# What is being asked
In the listing below, locate the lines that hold "abbr" and copy them.

>> Begin Entries

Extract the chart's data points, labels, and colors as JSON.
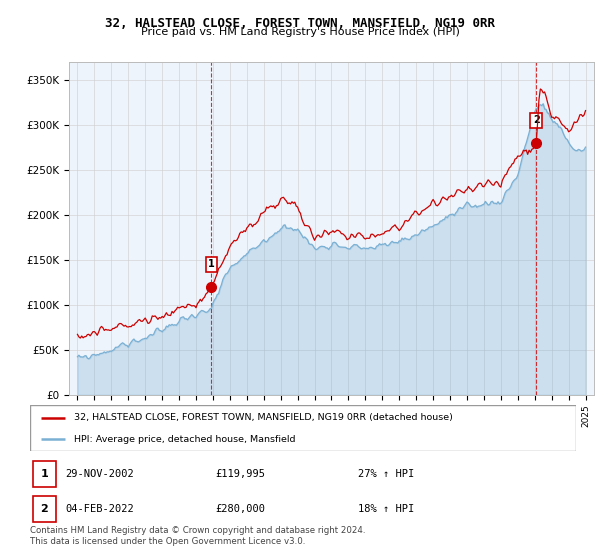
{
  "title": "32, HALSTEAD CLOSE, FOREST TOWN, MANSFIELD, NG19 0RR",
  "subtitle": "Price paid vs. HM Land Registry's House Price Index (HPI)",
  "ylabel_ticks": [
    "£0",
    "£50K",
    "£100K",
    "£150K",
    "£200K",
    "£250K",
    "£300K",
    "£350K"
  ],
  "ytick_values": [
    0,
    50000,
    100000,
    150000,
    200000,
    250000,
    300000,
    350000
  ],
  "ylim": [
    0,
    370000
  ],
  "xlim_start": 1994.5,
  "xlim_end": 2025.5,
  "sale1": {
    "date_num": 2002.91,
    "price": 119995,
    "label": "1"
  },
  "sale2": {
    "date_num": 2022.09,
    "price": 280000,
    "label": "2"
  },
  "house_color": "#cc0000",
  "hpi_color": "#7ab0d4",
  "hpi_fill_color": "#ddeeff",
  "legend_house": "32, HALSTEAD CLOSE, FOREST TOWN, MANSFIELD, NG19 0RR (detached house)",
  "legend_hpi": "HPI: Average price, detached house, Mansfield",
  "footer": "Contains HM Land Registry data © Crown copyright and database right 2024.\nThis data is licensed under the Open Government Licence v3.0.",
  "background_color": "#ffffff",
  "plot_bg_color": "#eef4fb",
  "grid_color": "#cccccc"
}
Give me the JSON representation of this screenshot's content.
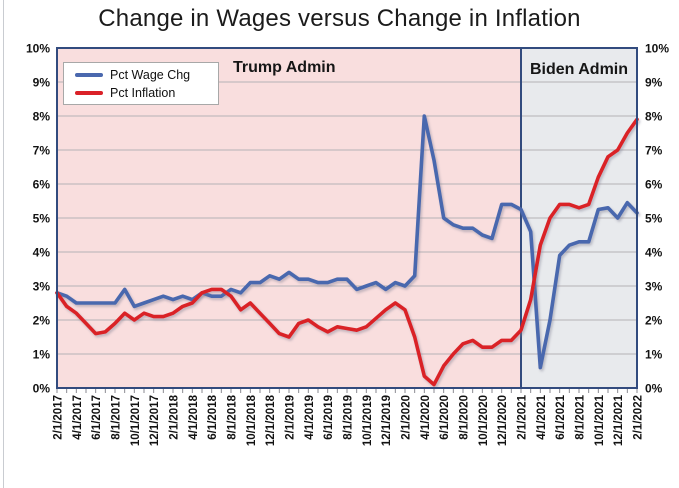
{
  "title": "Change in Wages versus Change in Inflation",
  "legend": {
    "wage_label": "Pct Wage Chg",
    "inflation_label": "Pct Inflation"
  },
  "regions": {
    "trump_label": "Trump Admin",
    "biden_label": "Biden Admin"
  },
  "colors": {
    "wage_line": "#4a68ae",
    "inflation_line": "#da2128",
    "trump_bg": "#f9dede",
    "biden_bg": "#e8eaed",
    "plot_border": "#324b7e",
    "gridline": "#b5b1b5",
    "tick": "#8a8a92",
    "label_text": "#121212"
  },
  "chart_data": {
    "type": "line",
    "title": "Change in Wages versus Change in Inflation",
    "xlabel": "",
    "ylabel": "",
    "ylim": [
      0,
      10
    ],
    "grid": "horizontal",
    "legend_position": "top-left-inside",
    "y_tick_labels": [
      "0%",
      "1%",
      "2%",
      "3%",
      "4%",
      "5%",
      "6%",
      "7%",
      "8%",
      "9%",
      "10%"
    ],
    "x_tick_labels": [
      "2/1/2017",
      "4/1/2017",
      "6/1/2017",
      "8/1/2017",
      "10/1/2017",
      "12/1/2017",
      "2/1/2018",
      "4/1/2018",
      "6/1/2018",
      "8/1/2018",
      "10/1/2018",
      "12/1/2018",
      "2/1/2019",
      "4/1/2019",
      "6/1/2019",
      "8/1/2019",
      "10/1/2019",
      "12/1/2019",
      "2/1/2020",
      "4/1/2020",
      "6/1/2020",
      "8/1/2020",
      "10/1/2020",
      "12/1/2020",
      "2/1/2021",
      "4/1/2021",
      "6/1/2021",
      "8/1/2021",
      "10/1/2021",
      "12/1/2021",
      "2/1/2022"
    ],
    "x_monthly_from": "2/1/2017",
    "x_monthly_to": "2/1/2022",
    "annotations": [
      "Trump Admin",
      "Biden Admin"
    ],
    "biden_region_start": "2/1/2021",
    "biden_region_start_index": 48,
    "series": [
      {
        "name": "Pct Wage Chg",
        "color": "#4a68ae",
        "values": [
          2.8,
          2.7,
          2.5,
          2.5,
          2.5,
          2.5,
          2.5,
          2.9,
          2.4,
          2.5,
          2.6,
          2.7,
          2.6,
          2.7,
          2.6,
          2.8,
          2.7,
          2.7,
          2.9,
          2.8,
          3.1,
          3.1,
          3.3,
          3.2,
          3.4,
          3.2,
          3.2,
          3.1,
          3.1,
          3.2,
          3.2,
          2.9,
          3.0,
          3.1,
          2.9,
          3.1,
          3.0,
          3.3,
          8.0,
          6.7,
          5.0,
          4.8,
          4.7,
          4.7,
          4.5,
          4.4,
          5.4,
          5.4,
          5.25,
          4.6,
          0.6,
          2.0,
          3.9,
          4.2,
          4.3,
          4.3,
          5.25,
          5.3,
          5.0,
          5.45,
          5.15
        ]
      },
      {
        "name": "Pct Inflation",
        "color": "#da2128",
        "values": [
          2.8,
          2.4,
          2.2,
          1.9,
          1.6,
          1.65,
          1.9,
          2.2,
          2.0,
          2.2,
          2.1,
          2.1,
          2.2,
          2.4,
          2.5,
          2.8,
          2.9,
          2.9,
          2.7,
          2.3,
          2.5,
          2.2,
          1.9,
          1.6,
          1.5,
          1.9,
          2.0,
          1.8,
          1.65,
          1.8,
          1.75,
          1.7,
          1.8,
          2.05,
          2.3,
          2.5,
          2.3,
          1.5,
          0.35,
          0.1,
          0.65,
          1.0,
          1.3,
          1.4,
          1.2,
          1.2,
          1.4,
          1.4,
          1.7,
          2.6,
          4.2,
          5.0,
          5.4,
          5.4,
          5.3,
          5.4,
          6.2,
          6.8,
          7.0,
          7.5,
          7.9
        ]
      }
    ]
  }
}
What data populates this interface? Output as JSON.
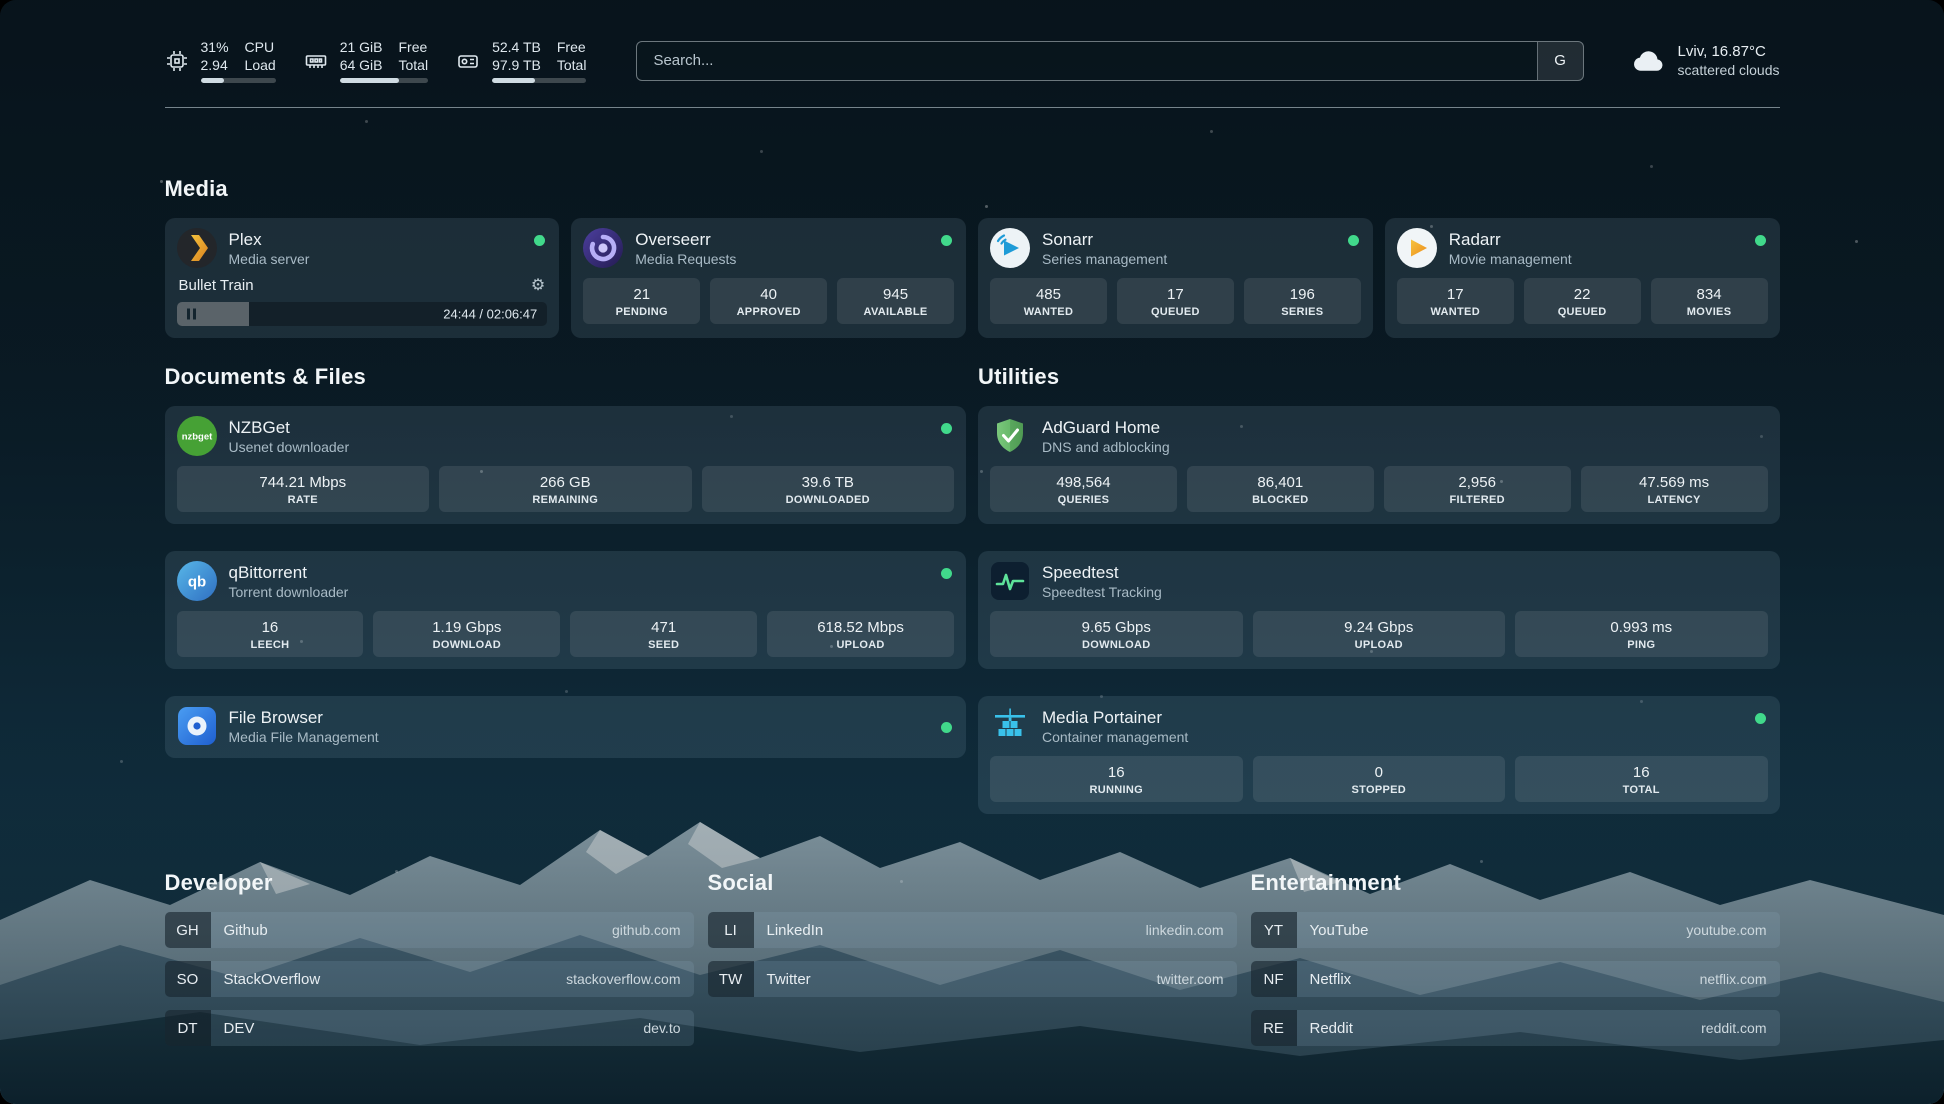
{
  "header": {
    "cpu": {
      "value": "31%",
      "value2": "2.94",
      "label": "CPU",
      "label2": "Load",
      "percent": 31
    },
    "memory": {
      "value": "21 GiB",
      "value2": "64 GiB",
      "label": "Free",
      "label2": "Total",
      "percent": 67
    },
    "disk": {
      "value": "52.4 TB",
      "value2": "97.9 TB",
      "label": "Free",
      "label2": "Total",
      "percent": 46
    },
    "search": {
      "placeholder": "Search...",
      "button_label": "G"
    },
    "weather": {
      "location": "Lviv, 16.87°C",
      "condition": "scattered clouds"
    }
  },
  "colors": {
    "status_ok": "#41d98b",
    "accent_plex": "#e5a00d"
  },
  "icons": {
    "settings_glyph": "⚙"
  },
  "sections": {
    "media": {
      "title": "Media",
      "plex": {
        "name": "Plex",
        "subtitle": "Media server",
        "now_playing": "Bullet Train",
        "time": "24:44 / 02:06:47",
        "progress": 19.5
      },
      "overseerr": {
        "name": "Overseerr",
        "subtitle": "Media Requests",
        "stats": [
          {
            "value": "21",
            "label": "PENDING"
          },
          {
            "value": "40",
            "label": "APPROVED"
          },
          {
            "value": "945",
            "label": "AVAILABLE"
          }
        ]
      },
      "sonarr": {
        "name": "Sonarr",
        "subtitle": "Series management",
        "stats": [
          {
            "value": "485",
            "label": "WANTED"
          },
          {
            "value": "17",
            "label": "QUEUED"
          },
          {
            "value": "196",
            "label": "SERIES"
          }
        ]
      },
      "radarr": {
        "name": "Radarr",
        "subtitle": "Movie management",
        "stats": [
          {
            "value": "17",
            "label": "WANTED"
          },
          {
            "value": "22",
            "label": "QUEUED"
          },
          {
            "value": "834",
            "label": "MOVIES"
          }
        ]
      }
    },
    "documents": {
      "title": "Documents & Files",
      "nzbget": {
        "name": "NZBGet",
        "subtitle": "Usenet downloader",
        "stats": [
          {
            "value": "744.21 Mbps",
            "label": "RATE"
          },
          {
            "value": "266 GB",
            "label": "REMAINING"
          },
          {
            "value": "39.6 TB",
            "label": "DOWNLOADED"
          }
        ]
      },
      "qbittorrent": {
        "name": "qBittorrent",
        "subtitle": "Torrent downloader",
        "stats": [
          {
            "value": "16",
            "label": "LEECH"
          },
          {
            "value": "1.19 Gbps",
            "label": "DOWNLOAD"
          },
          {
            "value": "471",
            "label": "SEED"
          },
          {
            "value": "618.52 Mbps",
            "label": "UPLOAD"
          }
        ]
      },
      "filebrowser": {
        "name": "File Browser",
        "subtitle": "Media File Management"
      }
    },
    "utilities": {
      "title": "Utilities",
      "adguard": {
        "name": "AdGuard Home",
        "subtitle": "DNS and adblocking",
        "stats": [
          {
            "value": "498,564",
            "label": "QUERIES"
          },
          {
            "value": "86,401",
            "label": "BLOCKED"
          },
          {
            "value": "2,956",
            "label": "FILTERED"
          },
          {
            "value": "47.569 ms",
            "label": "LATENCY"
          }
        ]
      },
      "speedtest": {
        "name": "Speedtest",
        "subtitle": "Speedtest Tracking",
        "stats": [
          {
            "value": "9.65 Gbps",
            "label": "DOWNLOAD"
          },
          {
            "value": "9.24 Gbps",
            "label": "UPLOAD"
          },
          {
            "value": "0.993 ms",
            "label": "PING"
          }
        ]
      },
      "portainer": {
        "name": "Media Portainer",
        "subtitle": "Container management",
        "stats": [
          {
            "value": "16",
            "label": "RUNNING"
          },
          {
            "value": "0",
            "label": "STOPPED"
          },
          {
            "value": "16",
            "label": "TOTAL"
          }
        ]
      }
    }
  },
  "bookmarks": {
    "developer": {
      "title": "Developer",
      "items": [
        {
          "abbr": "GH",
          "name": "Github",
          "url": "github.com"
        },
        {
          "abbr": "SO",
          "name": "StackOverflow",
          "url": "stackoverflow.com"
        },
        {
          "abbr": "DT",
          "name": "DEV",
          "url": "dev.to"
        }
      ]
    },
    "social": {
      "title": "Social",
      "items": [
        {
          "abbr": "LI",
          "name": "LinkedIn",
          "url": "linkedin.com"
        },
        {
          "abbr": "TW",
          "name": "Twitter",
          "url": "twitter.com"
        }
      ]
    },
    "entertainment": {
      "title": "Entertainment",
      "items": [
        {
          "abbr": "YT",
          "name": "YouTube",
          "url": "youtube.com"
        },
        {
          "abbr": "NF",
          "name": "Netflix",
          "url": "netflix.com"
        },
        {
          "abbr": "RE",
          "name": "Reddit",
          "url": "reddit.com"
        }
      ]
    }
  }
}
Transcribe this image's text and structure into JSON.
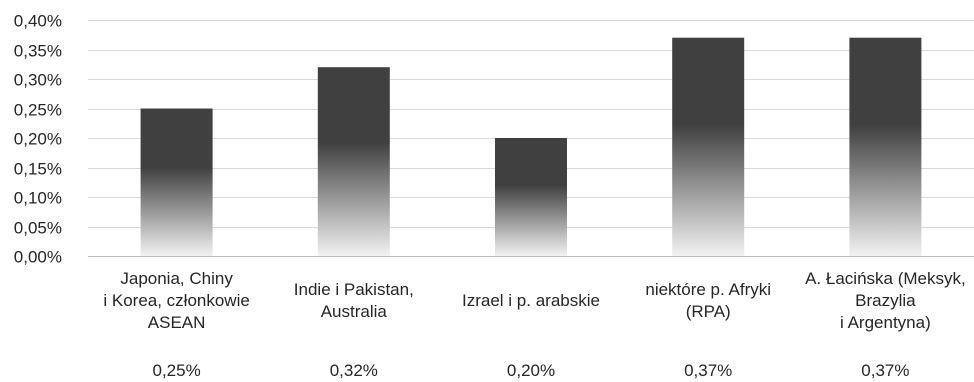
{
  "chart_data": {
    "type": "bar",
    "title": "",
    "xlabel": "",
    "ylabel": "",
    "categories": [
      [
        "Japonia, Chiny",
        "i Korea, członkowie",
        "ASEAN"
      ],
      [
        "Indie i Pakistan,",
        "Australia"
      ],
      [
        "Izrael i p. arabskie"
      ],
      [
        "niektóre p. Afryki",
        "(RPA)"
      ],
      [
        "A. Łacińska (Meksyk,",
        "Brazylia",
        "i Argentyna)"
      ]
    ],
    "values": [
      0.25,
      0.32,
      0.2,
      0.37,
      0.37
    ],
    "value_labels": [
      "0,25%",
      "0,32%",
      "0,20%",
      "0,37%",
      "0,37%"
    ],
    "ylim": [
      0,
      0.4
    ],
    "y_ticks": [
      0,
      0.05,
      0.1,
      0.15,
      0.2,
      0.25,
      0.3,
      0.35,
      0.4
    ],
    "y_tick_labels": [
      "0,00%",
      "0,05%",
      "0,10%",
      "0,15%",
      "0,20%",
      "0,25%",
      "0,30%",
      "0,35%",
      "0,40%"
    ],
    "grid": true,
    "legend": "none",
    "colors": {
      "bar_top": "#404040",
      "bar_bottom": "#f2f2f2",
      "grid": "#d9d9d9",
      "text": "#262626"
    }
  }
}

>> End Entries

# Written response
          "abbr": "GH",
          "abbr": "SO",
          "abbr": "DT",
          "abbr": "LI",
          "abbr": "TW",
          "abbr": "YT",
          "abbr": "NF",
          "abbr": "RE",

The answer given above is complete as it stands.